Source records –
/---
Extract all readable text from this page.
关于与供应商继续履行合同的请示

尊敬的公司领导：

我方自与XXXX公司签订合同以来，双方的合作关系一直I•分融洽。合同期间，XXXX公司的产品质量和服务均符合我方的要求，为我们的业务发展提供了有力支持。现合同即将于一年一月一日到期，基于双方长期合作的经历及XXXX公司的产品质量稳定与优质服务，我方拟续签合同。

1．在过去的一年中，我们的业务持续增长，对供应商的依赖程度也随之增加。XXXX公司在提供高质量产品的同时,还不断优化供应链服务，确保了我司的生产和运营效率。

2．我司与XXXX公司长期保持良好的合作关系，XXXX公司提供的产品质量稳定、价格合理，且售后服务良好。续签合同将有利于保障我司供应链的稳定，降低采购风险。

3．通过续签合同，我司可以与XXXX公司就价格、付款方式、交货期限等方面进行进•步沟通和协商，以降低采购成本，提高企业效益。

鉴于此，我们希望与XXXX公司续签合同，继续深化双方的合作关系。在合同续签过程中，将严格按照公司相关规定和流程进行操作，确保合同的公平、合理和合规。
\---
WHAT IS REQUIRED – Write out the whole listing again. Match it word for word.

EXERCISE SOLUTION –
Extract all readable text from this page.
关于与供应商继续履行合同的请示

尊敬的公司领导：

我方自与XXXX公司签订合同以来，双方的合作关系一直I•分融洽。合同期间，XXXX公司的产品质量和服务均符合我方的要求，为我们的业务发展提供了有力支持。现合同即将于一年一月一日到期，基于双方长期合作的经历及XXXX公司的产品质量稳定与优质服务，我方拟续签合同。

1．在过去的一年中，我们的业务持续增长，对供应商的依赖程度也随之增加。XXXX公司在提供高质量产品的同时,还不断优化供应链服务，确保了我司的生产和运营效率。

2．我司与XXXX公司长期保持良好的合作关系，XXXX公司提供的产品质量稳定、价格合理，且售后服务良好。续签合同将有利于保障我司供应链的稳定，降低采购风险。

3．通过续签合同，我司可以与XXXX公司就价格、付款方式、交货期限等方面进行进•步沟通和协商，以降低采购成本，提高企业效益。

鉴于此，我们希望与XXXX公司续签合同，继续深化双方的合作关系。在合同续签过程中，将严格按照公司相关规定和流程进行操作，确保合同的公平、合理和合规。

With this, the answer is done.